▸ **Problem**
Copy out every line of the records where the string "logo" occurs.

▸ **Extracted entries**
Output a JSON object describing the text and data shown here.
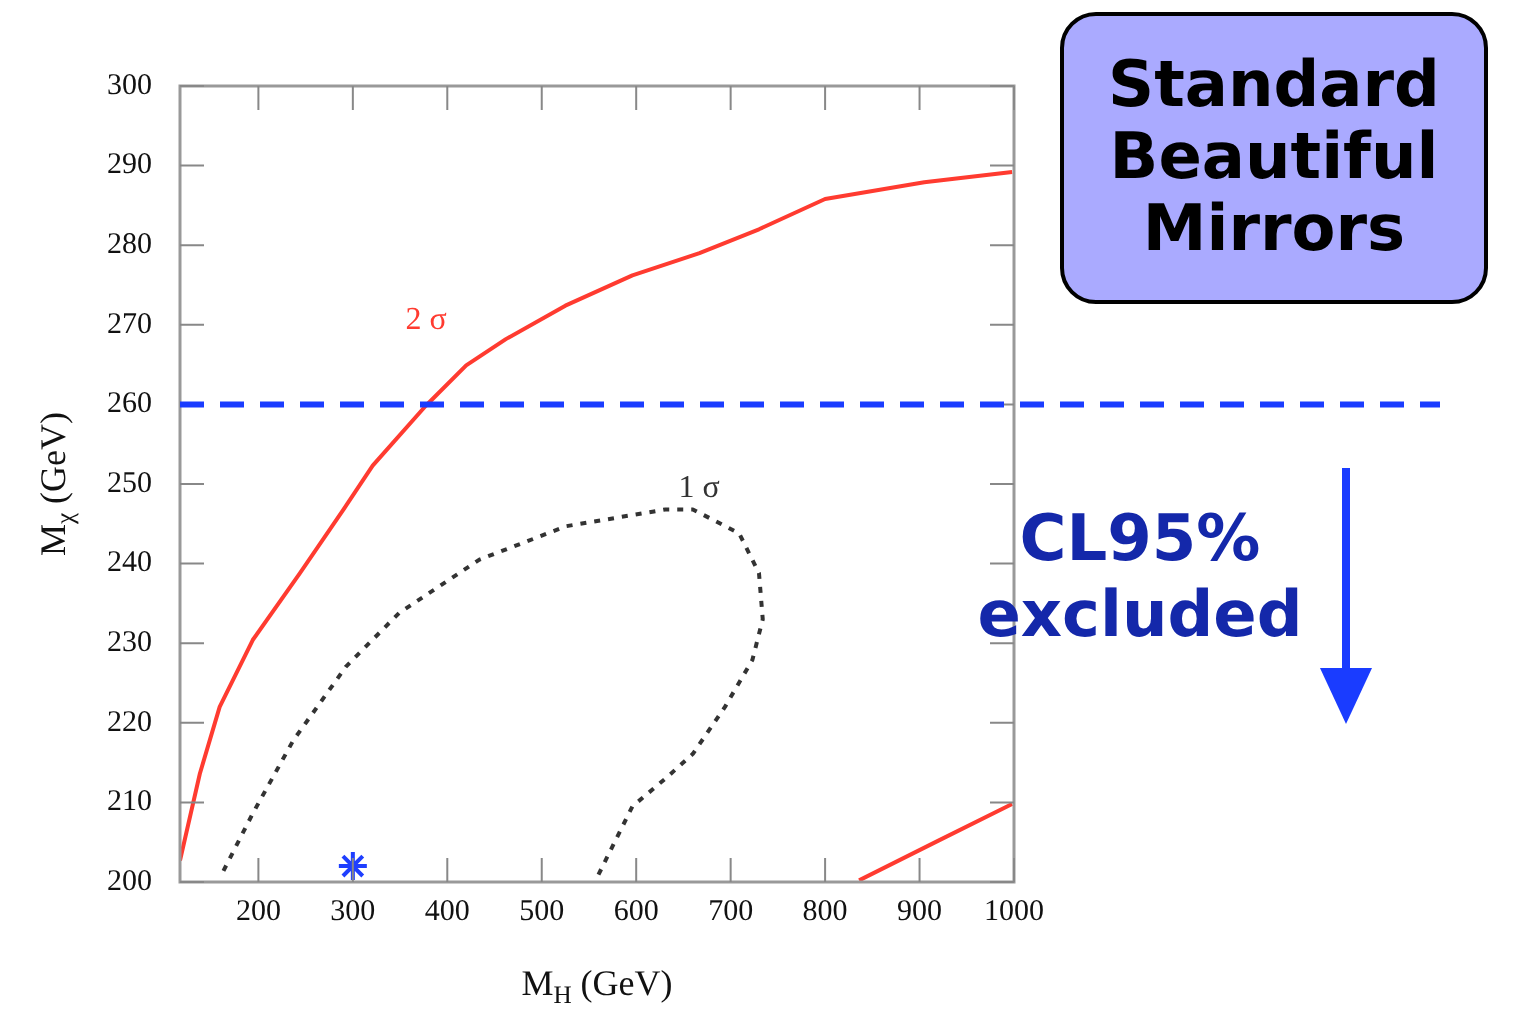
{
  "chart_data": {
    "type": "line",
    "xlabel": "M$_{H}$ (GeV)",
    "ylabel": "M$_{χ}$ (GeV)",
    "xlim": [
      117,
      1000
    ],
    "xticks": [
      200,
      300,
      400,
      500,
      600,
      700,
      800,
      900,
      1000
    ],
    "ylim": [
      200,
      300
    ],
    "yticks": [
      200,
      210,
      220,
      230,
      240,
      250,
      260,
      270,
      280,
      290,
      300
    ],
    "grid": false,
    "legend": false,
    "marker": "none",
    "series": [
      {
        "name": "2 σ",
        "color": "#ff3b30",
        "x": [
          117,
          138,
          159,
          194,
          244,
          293,
          321,
          377,
          420,
          462,
          525,
          596,
          667,
          730,
          800,
          905,
          998
        ],
        "values": [
          202.7,
          213.6,
          222,
          230.4,
          238.8,
          247.3,
          252.3,
          259.8,
          264.9,
          268.2,
          272.4,
          276.2,
          279,
          282,
          285.8,
          287.9,
          289.2
        ]
      },
      {
        "color": "#ff3b30",
        "x": [
          836,
          920,
          998
        ],
        "values": [
          200.2,
          205.2,
          209.8
        ]
      },
      {
        "name": "1 σ",
        "color": "#333333",
        "line_style": "dotted",
        "x": [
          163,
          194,
          237,
          293,
          349,
          434,
          526,
          631,
          660,
          709,
          730,
          734,
          723,
          694,
          660,
          631,
          596,
          557
        ],
        "values": [
          201.4,
          208.6,
          217.8,
          227.1,
          233.8,
          240.5,
          244.7,
          246.8,
          246.8,
          243.8,
          238.8,
          233,
          227.9,
          222,
          216.1,
          213,
          209.5,
          200.2
        ]
      },
      {
        "type": "scatter",
        "marker": "cross",
        "color": "#1f3fff",
        "x": [
          300
        ],
        "values": [
          202
        ]
      }
    ],
    "ref_lines": [
      {
        "axis": "y",
        "value": 260,
        "color": "#1a3cff",
        "line_style": "dashed"
      }
    ],
    "annotations": [
      "Standard Beautiful Mirrors",
      "CL95% excluded"
    ]
  }
}
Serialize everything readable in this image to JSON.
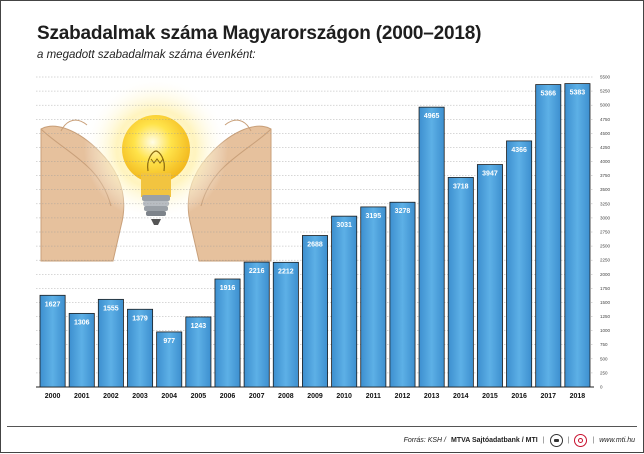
{
  "title": "Szabadalmak száma Magyarországon (2000–2018)",
  "subtitle": "a megadott szabadalmak száma évenként:",
  "footer": {
    "source": "Forrás: KSH /",
    "brand": "MTVA Sajtóadatbank / MTI",
    "url": "www.mti.hu",
    "logo1_icon": "mtva-logo-icon",
    "logo2_icon": "mti-logo-icon"
  },
  "colors": {
    "bar": "#4a9fd8",
    "bar_dark": "#2f7fc1",
    "grid": "#9a9a9a",
    "bulb_glow": "#fff5c8",
    "hands": "#e8c8a8"
  },
  "chart_data": {
    "type": "bar",
    "categories": [
      "2000",
      "2001",
      "2002",
      "2003",
      "2004",
      "2005",
      "2006",
      "2007",
      "2008",
      "2009",
      "2010",
      "2011",
      "2012",
      "2013",
      "2014",
      "2015",
      "2016",
      "2017",
      "2018"
    ],
    "values": [
      1627,
      1306,
      1555,
      1379,
      977,
      1243,
      1916,
      2216,
      2212,
      2688,
      3031,
      3195,
      3278,
      4965,
      3718,
      3947,
      4366,
      5366,
      5383
    ],
    "ylim": [
      0,
      5500
    ],
    "yticks": [
      0,
      250,
      500,
      750,
      1000,
      1250,
      1500,
      1750,
      2000,
      2250,
      2500,
      2750,
      3000,
      3250,
      3500,
      3750,
      4000,
      4250,
      4500,
      4750,
      5000,
      5250,
      5500
    ],
    "grid": true,
    "title": "Szabadalmak száma Magyarországon (2000–2018)",
    "subtitle": "a megadott szabadalmak száma évenként:",
    "decoration": [
      "lightbulb-icon",
      "hands-icon"
    ]
  }
}
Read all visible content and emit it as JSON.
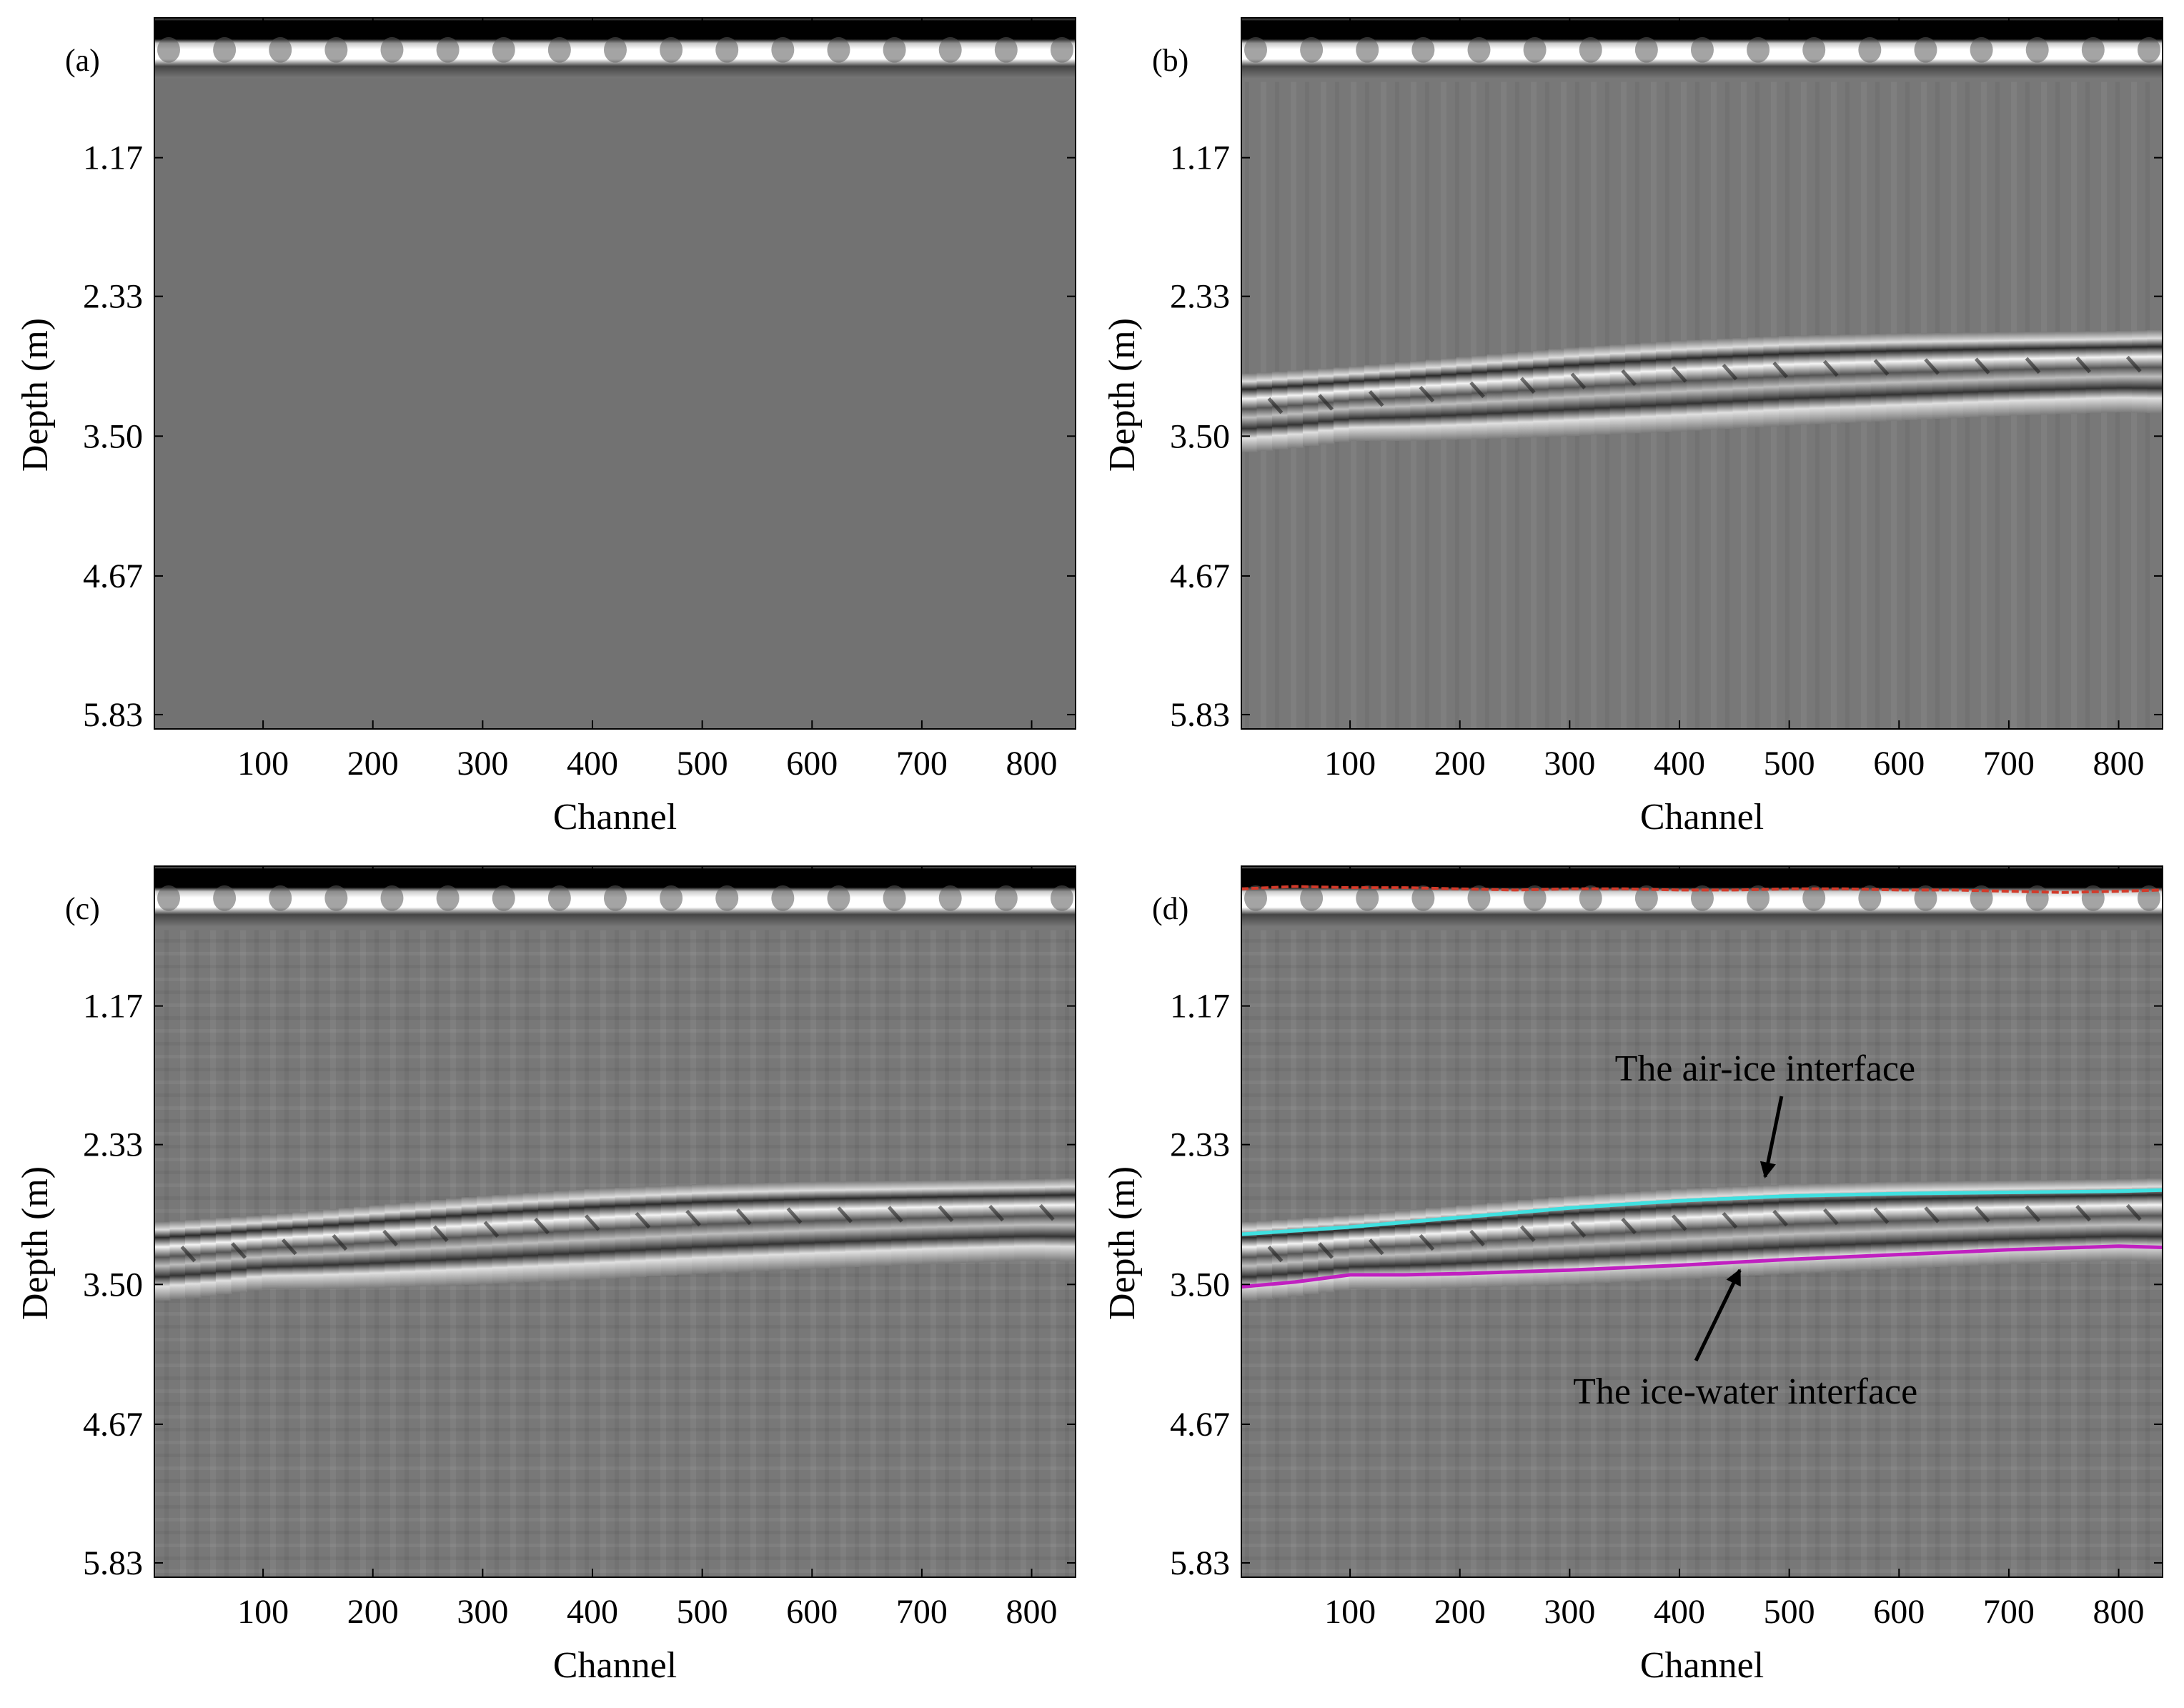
{
  "figure": {
    "type": "radargram-grid",
    "panels": [
      {
        "id": "a",
        "label": "(a)",
        "content": "raw",
        "annotations": []
      },
      {
        "id": "b",
        "label": "(b)",
        "content": "enhanced",
        "annotations": []
      },
      {
        "id": "c",
        "label": "(c)",
        "content": "enhanced-filtered",
        "annotations": []
      },
      {
        "id": "d",
        "label": "(d)",
        "content": "picked",
        "annotations": [
          {
            "id": "air-ice",
            "text": "The air-ice interface"
          },
          {
            "id": "ice-water",
            "text": "The ice-water interface"
          }
        ]
      }
    ]
  },
  "chart_data": {
    "type": "heatmap",
    "title": "",
    "xlabel": "Channel",
    "ylabel": "Depth (m)",
    "xlim": [
      1,
      840
    ],
    "ylim_reversed": [
      0,
      5.95
    ],
    "x_ticks": [
      100,
      200,
      300,
      400,
      500,
      600,
      700,
      800
    ],
    "x_tick_labels": [
      "100",
      "200",
      "300",
      "400",
      "500",
      "600",
      "700",
      "800"
    ],
    "y_ticks": [
      1.17,
      2.33,
      3.5,
      4.67,
      5.83
    ],
    "y_tick_labels": [
      "1.17",
      "2.33",
      "3.50",
      "4.67",
      "5.83"
    ],
    "colormap": "gray",
    "colors": {
      "surface_pick": "#d23a2a",
      "air_ice": "#40e0e0",
      "ice_water": "#c020c0"
    },
    "series": [
      {
        "name": "surface pick",
        "x": [
          1,
          50,
          100,
          150,
          200,
          250,
          300,
          350,
          400,
          450,
          500,
          550,
          600,
          650,
          700,
          750,
          800,
          840
        ],
        "y": [
          0.19,
          0.17,
          0.18,
          0.18,
          0.19,
          0.2,
          0.19,
          0.19,
          0.2,
          0.2,
          0.19,
          0.19,
          0.2,
          0.2,
          0.21,
          0.22,
          0.21,
          0.2
        ]
      },
      {
        "name": "The air-ice interface",
        "x": [
          1,
          100,
          200,
          300,
          400,
          500,
          600,
          700,
          800,
          840
        ],
        "y": [
          3.08,
          3.02,
          2.94,
          2.86,
          2.8,
          2.76,
          2.74,
          2.73,
          2.72,
          2.71
        ]
      },
      {
        "name": "The ice-water interface",
        "x": [
          1,
          50,
          100,
          150,
          200,
          300,
          400,
          500,
          600,
          700,
          800,
          840
        ],
        "y": [
          3.52,
          3.48,
          3.42,
          3.42,
          3.41,
          3.38,
          3.34,
          3.29,
          3.25,
          3.21,
          3.18,
          3.19
        ]
      }
    ]
  }
}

▸ **Output**
    "logo1_icon": "mtva-logo-icon",
    "logo2_icon": "mti-logo-icon"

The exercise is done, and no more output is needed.